[PROBLEM STATEMENT]: Nothing in the data should change when you return it, but leave the pictures out.

[Dataset items]

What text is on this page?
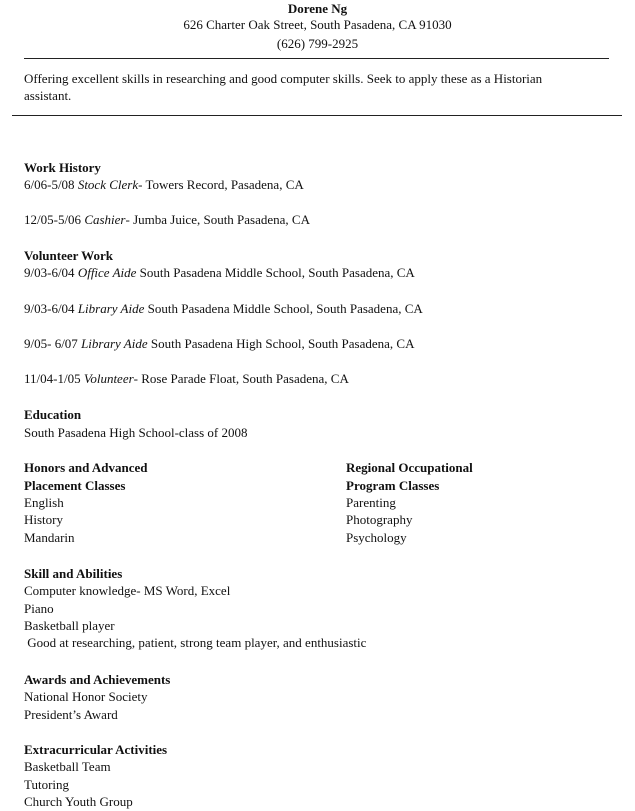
Dorene Ng
626 Charter Oak Street, South Pasadena, CA 91030
(626) 799-2925
Offering excellent skills in researching and good computer skills. Seek to apply these as a Historian assistant.
Work History
6/06-5/08 Stock Clerk- Towers Record, Pasadena, CA
12/05-5/06 Cashier- Jumba Juice, South Pasadena, CA
Volunteer Work
9/03-6/04 Office Aide South Pasadena Middle School, South Pasadena, CA
9/03-6/04 Library Aide South Pasadena Middle School, South Pasadena, CA
9/05- 6/07 Library Aide South Pasadena High School, South Pasadena, CA
11/04-1/05 Volunteer- Rose Parade Float, South Pasadena, CA
Education
South Pasadena High School-class of 2008
Honors and Advanced
Placement Classes
English
History
Mandarin
Regional Occupational
Program Classes
Parenting
Photography
Psychology
Skill and Abilities
Computer knowledge- MS Word, Excel
Piano
Basketball player
Good at researching, patient, strong team player, and enthusiastic
Awards and Achievements
National Honor Society
President’s Award
Extracurricular Activities
Basketball Team
Tutoring
Church Youth Group
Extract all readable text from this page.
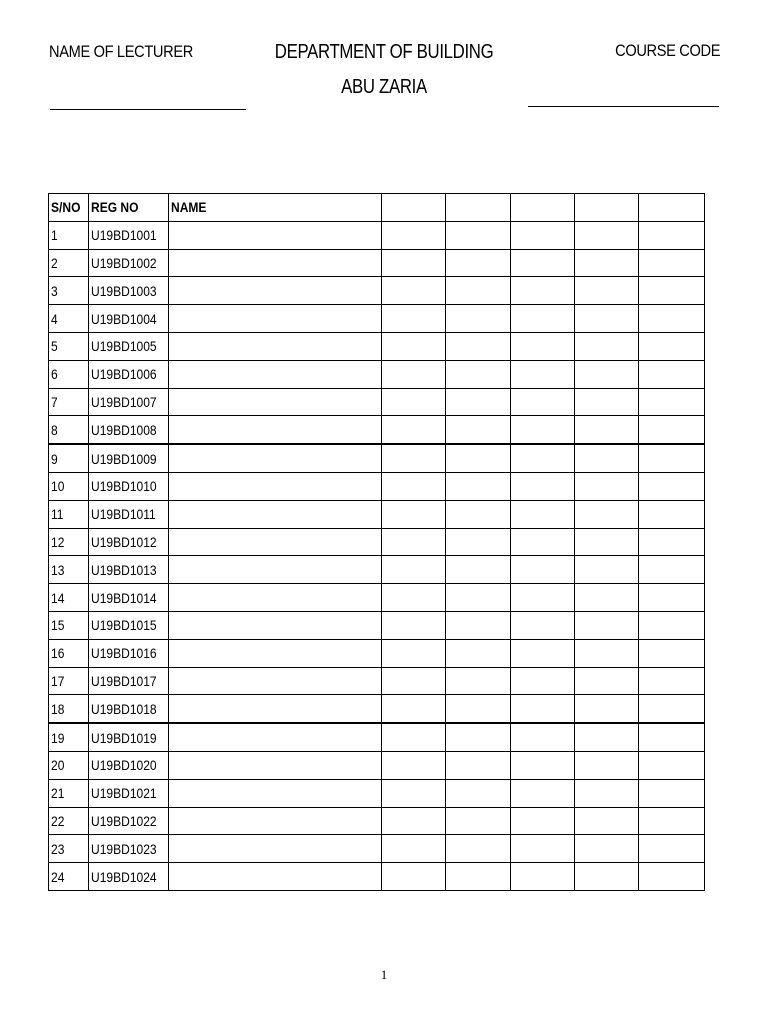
NAME OF LECTURER	DEPARTMENT OF BUILDING
ABU ZARIA
COURSE CODE
S/NO	REG NO	NAME					
1	U19BD1001						
2	U19BD1002						
3	U19BD1003						
4	U19BD1004						
5	U19BD1005						
6	U19BD1006						
7	U19BD1007						
8	U19BD1008						
9	U19BD1009						
10	U19BD1010						
11	U19BD1011						
12	U19BD1012						
13	U19BD1013						
14	U19BD1014						
15	U19BD1015						
16	U19BD1016						
17	U19BD1017						
18	U19BD1018						
19	U19BD1019						
20	U19BD1020						
21	U19BD1021						
22	U19BD1022						
23	U19BD1023						
24	U19BD1024						
1
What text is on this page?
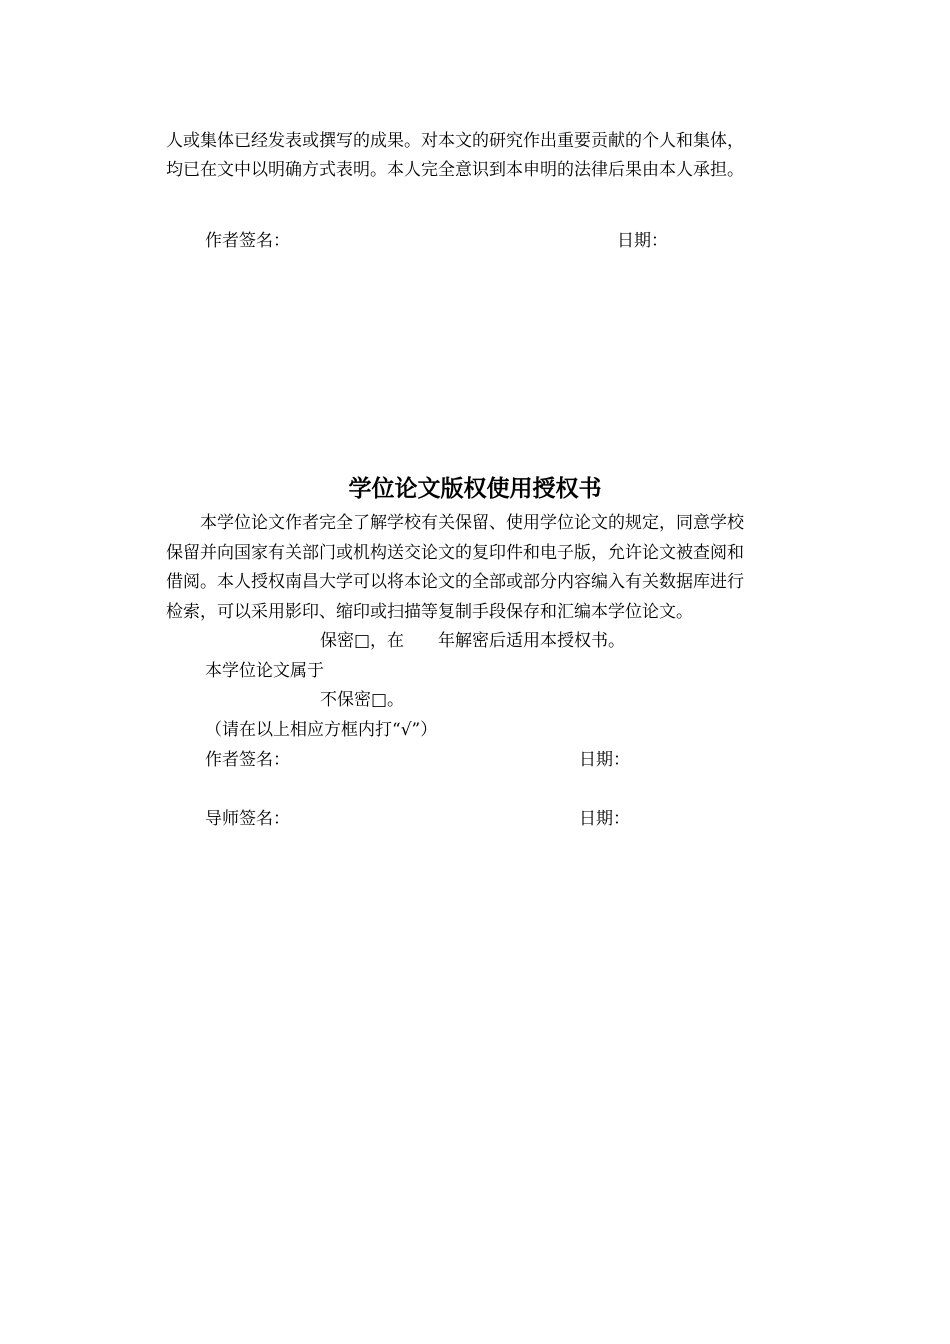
人或集体已经发表或撰写的成果。对本文的研究作出重要贡献的个人和集体，
均已在文中以明确方式表明。本人完全意识到本申明的法律后果由本人承担。
作者签名：	日期：
学位论文版权使用授权书
本学位论文作者完全了解学校有关保留、使用学位论文的规定，同意学校
保留并向国家有关部门或机构送交论文的复印件和电子版，允许论文被查阅和
借阅。本人授权南昌大学可以将本论文的全部或部分内容编入有关数据库进行
检索，可以采用影印、缩印或扫描等复制手段保存和汇编本学位论文。
保密□，在　　年解密后适用本授权书。
本学位论文属于
不保密□。
（请在以上相应方框内打“√”）
作者签名：	日期：
导师签名：	日期：
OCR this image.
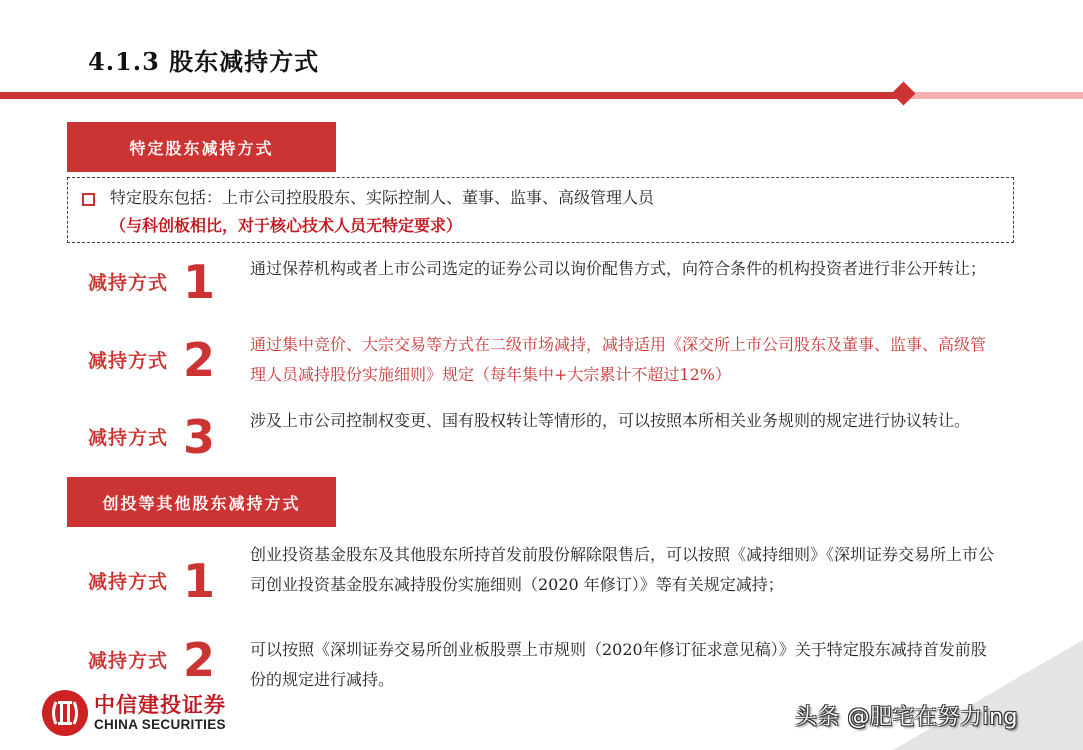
4.1.3 股东减持方式
特定股东减持方式
特定股东包括：上市公司控股股东、实际控制人、董事、监事、高级管理人员（与科创板相比，对于核心技术人员无特定要求）
减持方式 1	通过保荐机构或者上市公司选定的证券公司以询价配售方式，向符合条件的机构投资者进行非公开转让；
减持方式 2	通过集中竞价、大宗交易等方式在二级市场减持，减持适用《深交所上市公司股东及董事、监事、高级管理人员减持股份实施细则》规定（每年集中+大宗累计不超过12%）
减持方式 3	涉及上市公司控制权变更、国有股权转让等情形的，可以按照本所相关业务规则的规定进行协议转让。
创投等其他股东减持方式
减持方式 1	创业投资基金股东及其他股东所持首发前股份解除限售后，可以按照《减持细则》《深圳证券交易所上市公司创业投资基金股东减持股份实施细则（2020 年修订）》等有关规定减持；
减持方式 2	可以按照《深圳证券交易所创业板股票上市规则（2020年修订征求意见稿）》关于特定股东减持首发前股份的规定进行减持。
中信建投证券
CHINA SECURITIES	头条 @肥宅在努力ing
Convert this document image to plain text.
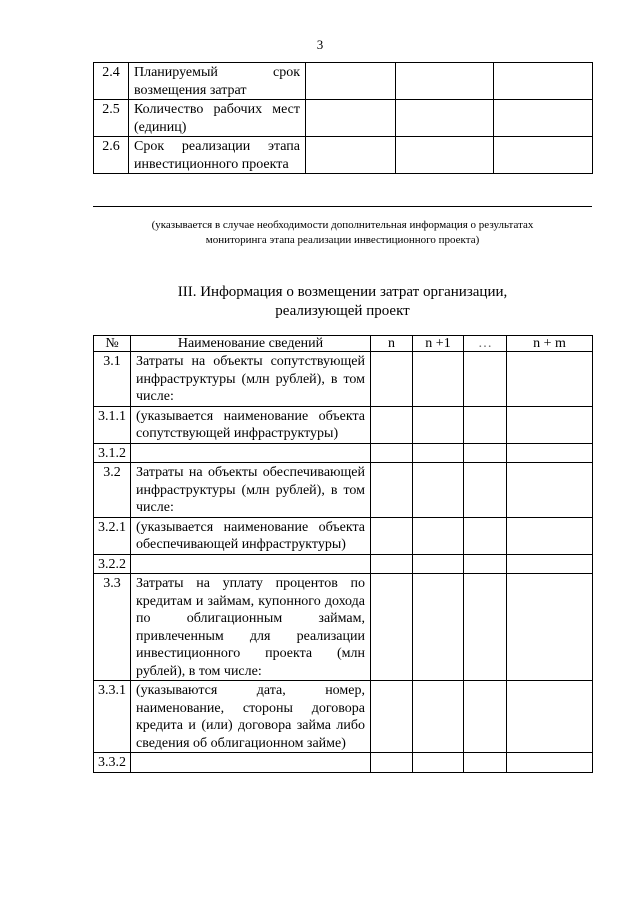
3
2.4	Планируемый срок возмещения затрат			
2.5	Количество рабочих мест (единиц)			
2.6	Срок реализации этапа инвестиционного проекта			
(указывается в случае необходимости дополнительная информация о результатах
мониторинга этапа реализации инвестиционного проекта)
III. Информация о возмещении затрат организации,
реализующей проект
№	Наименование сведений	n	n +1	…	n + m
3.1	Затраты на объекты сопутствующей инфраструктуры (млн рублей), в том числе:				
3.1.1	(указывается наименование объекта сопутствующей инфраструктуры)				
3.1.2					
3.2	Затраты на объекты обеспечивающей инфраструктуры (млн рублей), в том числе:				
3.2.1	(указывается наименование объекта обеспечивающей инфраструктуры)				
3.2.2					
3.3	Затраты на уплату процентов по кредитам и займам, купонного дохода по облигационным займам, привлеченным для реализации инвестиционного проекта (млн рублей), в том числе:				
3.3.1	(указываются дата, номер, наименование, стороны договора кредита и (или) договора займа либо сведения об облигационном займе)				
3.3.2					
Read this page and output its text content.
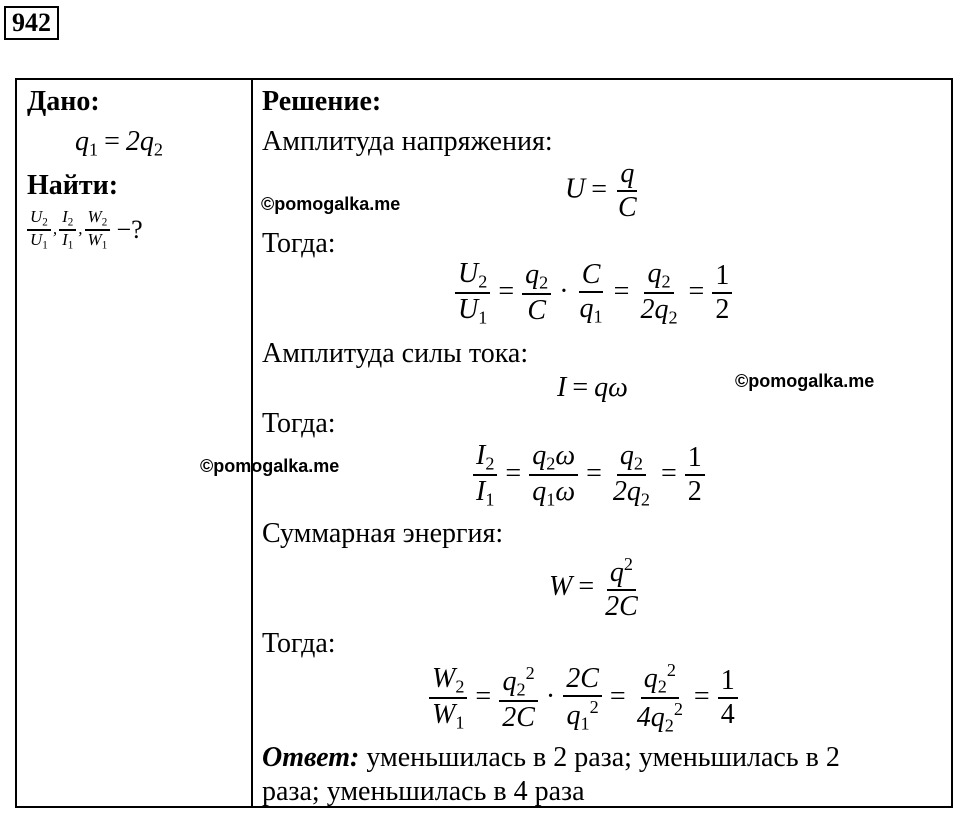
942
Дано:
$q_1 = 2q_2$
Найти:
$\frac{U_2}{U_1}$ , $\frac{I_2}{I_1}$ , $\frac{W_2}{W_1}$ −?
Решение:
Амплитуда напряжения:
$U = \frac{q}{C}$
©pomogalka.me
Тогда:
$\frac{U_2}{U_1} = \frac{q_2}{C} \cdot \frac{C}{q_1} = \frac{q_2}{2q_2} = \frac{1}{2}$
Амплитуда силы тока:
I = qω	©pomogalka.me
Тогда:
©pomogalka.me	$\frac{I_2}{I_1} = \frac{q_2\omega}{q_1\omega} = \frac{q_2}{2q_2} = \frac{1}{2}$
Суммарная энергия:
$W = \frac{q^2}{2C}$
Тогда:
$\frac{W_2}{W_1} = \frac{q_2^2}{2C} \cdot \frac{2C}{q_1^2} = \frac{q_2^2}{4q_2^2} = \frac{1}{4}$
Ответ: уменьшилась в 2 раза; уменьшилась в 2
раза; уменьшилась в 4 раза
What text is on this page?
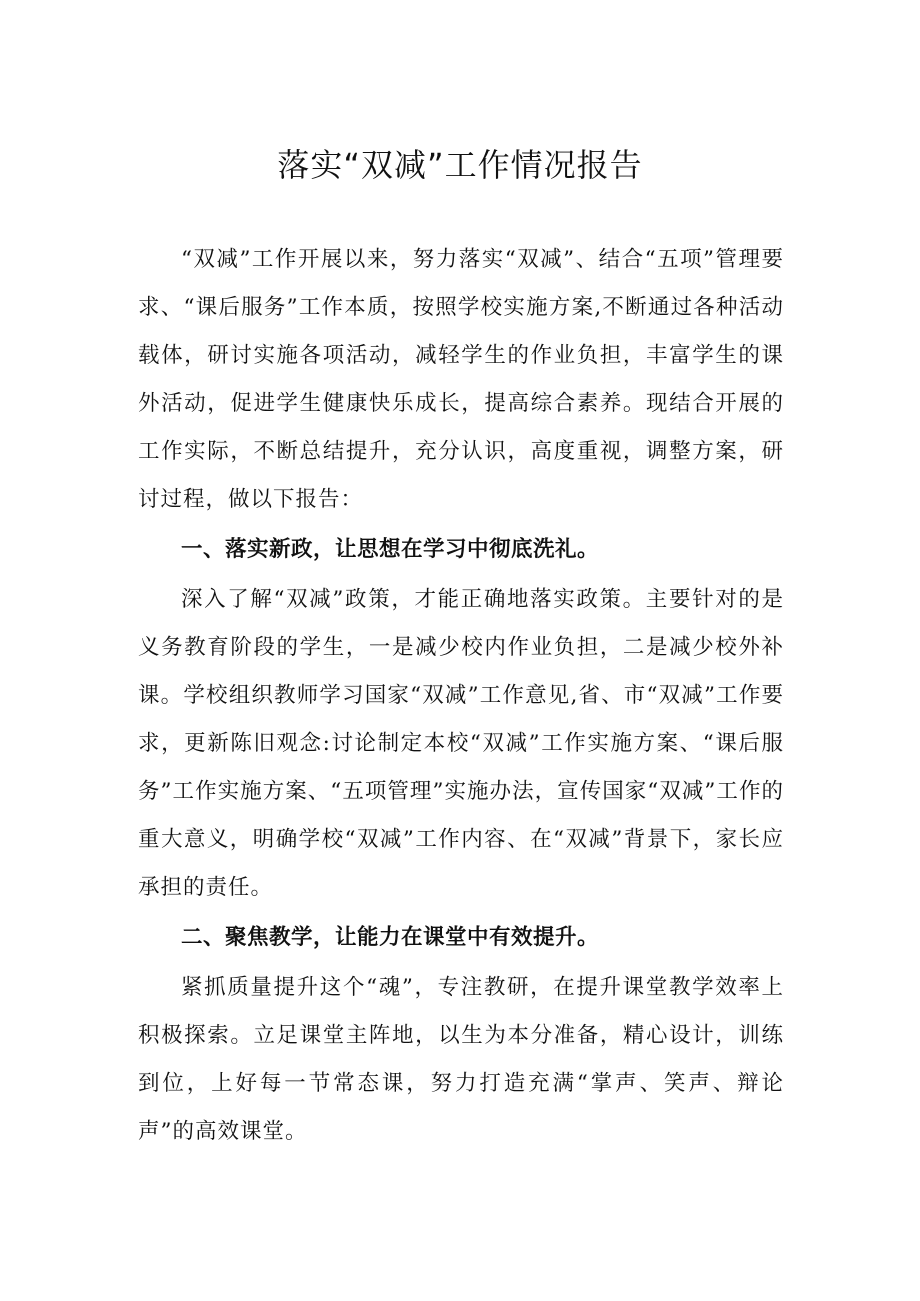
落实“双减”工作情况报告

“双减”工作开展以来，努力落实“双减”、结合“五项”管理要求、“课后服务”工作本质，按照学校实施方案,不断通过各种活动载体，研讨实施各项活动，减轻学生的作业负担，丰富学生的课外活动，促进学生健康快乐成长，提高综合素养。现结合开展的工作实际，不断总结提升，充分认识，高度重视，调整方案，研讨过程，做以下报告：

一、落实新政，让思想在学习中彻底洗礼。

深入了解“双减”政策，才能正确地落实政策。主要针对的是义务教育阶段的学生，一是减少校内作业负担，二是减少校外补课。学校组织教师学习国家“双减”工作意见,省、市“双减”工作要求，更新陈旧观念:讨论制定本校“双减”工作实施方案、“课后服务”工作实施方案、“五项管理”实施办法，宣传国家“双减”工作的重大意义，明确学校“双减”工作内容、在“双减”背景下，家长应承担的责任。

二、聚焦教学，让能力在课堂中有效提升。

紧抓质量提升这个“魂”，专注教研，在提升课堂教学效率上积极探索。立足课堂主阵地，以生为本分准备，精心设计，训练到位，上好每一节常态课，努力打造充满“掌声、笑声、辩论声”的高效课堂。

[TASK OUTPUT]:
What text is on this page?
Dorene Ng
626 Charter Oak Street, South Pasadena, CA 91030
(626) 799-2925
Offering excellent skills in researching and good computer skills. Seek to apply these as a Historian assistant.
Work History
6/06-5/08 Stock Clerk- Towers Record, Pasadena, CA
12/05-5/06 Cashier- Jumba Juice, South Pasadena, CA
Volunteer Work
9/03-6/04 Office Aide South Pasadena Middle School, South Pasadena, CA
9/03-6/04 Library Aide South Pasadena Middle School, South Pasadena, CA
9/05- 6/07 Library Aide South Pasadena High School, South Pasadena, CA
11/04-1/05 Volunteer- Rose Parade Float, South Pasadena, CA
Education
South Pasadena High School-class of 2008
Honors and Advanced
Placement Classes
English
History
Mandarin
Regional Occupational
Program Classes
Parenting
Photography
Psychology
Skill and Abilities
Computer knowledge- MS Word, Excel
Piano
Basketball player
Good at researching, patient, strong team player, and enthusiastic
Awards and Achievements
National Honor Society
President’s Award
Extracurricular Activities
Basketball Team
Tutoring
Church Youth Group
Extract all readable text from this page.
NAME OF LECTURER	DEPARTMENT OF BUILDING
ABU ZARIA
COURSE CODE
S/NO	REG NO	NAME					
1	U19BD1001						
2	U19BD1002						
3	U19BD1003						
4	U19BD1004						
5	U19BD1005						
6	U19BD1006						
7	U19BD1007						
8	U19BD1008						
9	U19BD1009						
10	U19BD1010						
11	U19BD1011						
12	U19BD1012						
13	U19BD1013						
14	U19BD1014						
15	U19BD1015						
16	U19BD1016						
17	U19BD1017						
18	U19BD1018						
19	U19BD1019						
20	U19BD1020						
21	U19BD1021						
22	U19BD1022						
23	U19BD1023						
24	U19BD1024						
1
What text is on this page?
人或集体已经发表或撰写的成果。对本文的研究作出重要贡献的个人和集体，
均已在文中以明确方式表明。本人完全意识到本申明的法律后果由本人承担。
作者签名：	日期：
学位论文版权使用授权书
本学位论文作者完全了解学校有关保留、使用学位论文的规定，同意学校
保留并向国家有关部门或机构送交论文的复印件和电子版，允许论文被查阅和
借阅。本人授权南昌大学可以将本论文的全部或部分内容编入有关数据库进行
检索，可以采用影印、缩印或扫描等复制手段保存和汇编本学位论文。
保密□，在　　年解密后适用本授权书。
本学位论文属于
不保密□。
（请在以上相应方框内打“√”）
作者签名：	日期：
导师签名：	日期：
OCR this image.
4.1.3 股东减持方式
特定股东减持方式
特定股东包括：上市公司控股股东、实际控制人、董事、监事、高级管理人员（与科创板相比，对于核心技术人员无特定要求）
减持方式 1	通过保荐机构或者上市公司选定的证券公司以询价配售方式，向符合条件的机构投资者进行非公开转让；
减持方式 2	通过集中竞价、大宗交易等方式在二级市场减持，减持适用《深交所上市公司股东及董事、监事、高级管理人员减持股份实施细则》规定（每年集中+大宗累计不超过12%）
减持方式 3	涉及上市公司控制权变更、国有股权转让等情形的，可以按照本所相关业务规则的规定进行协议转让。
创投等其他股东减持方式
减持方式 1	创业投资基金股东及其他股东所持首发前股份解除限售后，可以按照《减持细则》《深圳证券交易所上市公司创业投资基金股东减持股份实施细则（2020 年修订）》等有关规定减持；
减持方式 2	可以按照《深圳证券交易所创业板股票上市规则（2020年修订征求意见稿）》关于特定股东减持首发前股份的规定进行减持。
中信建投证券
CHINA SECURITIES	头条 @肥宅在努力ing
Convert this document image to plain text.
3
2.4	Планируемый срок возмещения затрат			
2.5	Количество рабочих мест (единиц)			
2.6	Срок реализации этапа инвестиционного проекта			
(указывается в случае необходимости дополнительная информация о результатах
мониторинга этапа реализации инвестиционного проекта)
III. Информация о возмещении затрат организации,
реализующей проект
№	Наименование сведений	n	n +1	…	n + m
3.1	Затраты на объекты сопутствующей инфраструктуры (млн рублей), в том числе:				
3.1.1	(указывается наименование объекта сопутствующей инфраструктуры)				
3.1.2					
3.2	Затраты на объекты обеспечивающей инфраструктуры (млн рублей), в том числе:				
3.2.1	(указывается наименование объекта обеспечивающей инфраструктуры)				
3.2.2					
3.3	Затраты на уплату процентов по кредитам и займам, купонного дохода по облигационным займам, привлеченным для реализации инвестиционного проекта (млн рублей), в том числе:				
3.3.1	(указываются дата, номер, наименование, стороны договора кредита и (или) договора займа либо сведения об облигационном займе)				
3.3.2					
Read this page and output its text content.
942
Дано:
$q_1 = 2q_2$
Найти:
$\frac{U_2}{U_1}$ , $\frac{I_2}{I_1}$ , $\frac{W_2}{W_1}$ −?
Решение:
Амплитуда напряжения:
$U = \frac{q}{C}$
©pomogalka.me
Тогда:
$\frac{U_2}{U_1} = \frac{q_2}{C} \cdot \frac{C}{q_1} = \frac{q_2}{2q_2} = \frac{1}{2}$
Амплитуда силы тока:
I = qω	©pomogalka.me
Тогда:
©pomogalka.me	$\frac{I_2}{I_1} = \frac{q_2\omega}{q_1\omega} = \frac{q_2}{2q_2} = \frac{1}{2}$
Суммарная энергия:
$W = \frac{q^2}{2C}$
Тогда:
$\frac{W_2}{W_1} = \frac{q_2^2}{2C} \cdot \frac{2C}{q_1^2} = \frac{q_2^2}{4q_2^2} = \frac{1}{4}$
Ответ: уменьшилась в 2 раза; уменьшилась в 2
раза; уменьшилась в 4 раза
What text is on this page?
落实“双减”工作情况报告

“双减”工作开展以来，努力落实“双减”、结合“五项”管理要求、“课后服务”工作本质，按照学校实施方案,不断通过各种活动载体，研讨实施各项活动，减轻学生的作业负担，丰富学生的课外活动，促进学生健康快乐成长，提高综合素养。现结合开展的工作实际，不断总结提升，充分认识，高度重视，调整方案，研讨过程，做以下报告：

一、落实新政，让思想在学习中彻底洗礼。

深入了解“双减”政策，才能正确地落实政策。主要针对的是义务教育阶段的学生，一是减少校内作业负担，二是减少校外补课。学校组织教师学习国家“双减”工作意见,省、市“双减”工作要求，更新陈旧观念:讨论制定本校“双减”工作实施方案、“课后服务”工作实施方案、“五项管理”实施办法，宣传国家“双减”工作的重大意义，明确学校“双减”工作内容、在“双减”背景下，家长应承担的责任。

二、聚焦教学，让能力在课堂中有效提升。

紧抓质量提升这个“魂”，专注教研，在提升课堂教学效率上积极探索。立足课堂主阵地，以生为本分准备，精心设计，训练到位，上好每一节常态课，努力打造充满“掌声、笑声、辩论声”的高效课堂。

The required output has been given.